**Exercise**
In the data below, locate each line with the word "this" and list it.

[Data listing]
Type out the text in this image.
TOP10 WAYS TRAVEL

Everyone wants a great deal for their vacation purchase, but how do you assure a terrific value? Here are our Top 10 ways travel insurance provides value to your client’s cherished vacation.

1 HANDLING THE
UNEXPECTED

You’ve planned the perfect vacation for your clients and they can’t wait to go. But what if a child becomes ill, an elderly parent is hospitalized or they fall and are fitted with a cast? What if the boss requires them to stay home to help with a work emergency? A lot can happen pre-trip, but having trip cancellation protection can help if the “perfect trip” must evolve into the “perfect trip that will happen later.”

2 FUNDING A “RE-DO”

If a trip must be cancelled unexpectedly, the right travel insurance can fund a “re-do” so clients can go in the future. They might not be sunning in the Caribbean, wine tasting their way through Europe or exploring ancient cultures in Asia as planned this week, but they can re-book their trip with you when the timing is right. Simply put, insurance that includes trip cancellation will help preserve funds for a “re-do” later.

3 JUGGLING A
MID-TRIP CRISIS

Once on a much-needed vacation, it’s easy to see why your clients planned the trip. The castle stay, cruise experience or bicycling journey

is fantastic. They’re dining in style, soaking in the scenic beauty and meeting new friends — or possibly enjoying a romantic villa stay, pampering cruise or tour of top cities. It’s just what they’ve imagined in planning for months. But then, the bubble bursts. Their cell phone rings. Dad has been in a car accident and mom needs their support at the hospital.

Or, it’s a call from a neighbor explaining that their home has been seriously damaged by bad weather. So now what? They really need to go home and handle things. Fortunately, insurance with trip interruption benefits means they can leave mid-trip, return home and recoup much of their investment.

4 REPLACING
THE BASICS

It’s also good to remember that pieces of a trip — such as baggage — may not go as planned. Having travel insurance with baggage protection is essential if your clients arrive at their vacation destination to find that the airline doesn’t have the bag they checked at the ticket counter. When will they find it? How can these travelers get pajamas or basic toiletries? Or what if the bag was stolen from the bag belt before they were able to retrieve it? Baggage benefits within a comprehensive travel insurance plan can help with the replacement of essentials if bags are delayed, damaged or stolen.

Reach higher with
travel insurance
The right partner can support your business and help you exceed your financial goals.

**Answer to the task**
Type out the text in this image.
If a trip must be cancelled unexpectedly, the right travel insurance can fund a “re-do” so clients can go in the future. They might not be sunning in the Caribbean, wine tasting their way through Europe or exploring ancient cultures in Asia as planned this week, but they can re-book their trip with you when the timing is right. Simply put, insurance that includes trip cancellation will help preserve funds for a “re-do” later.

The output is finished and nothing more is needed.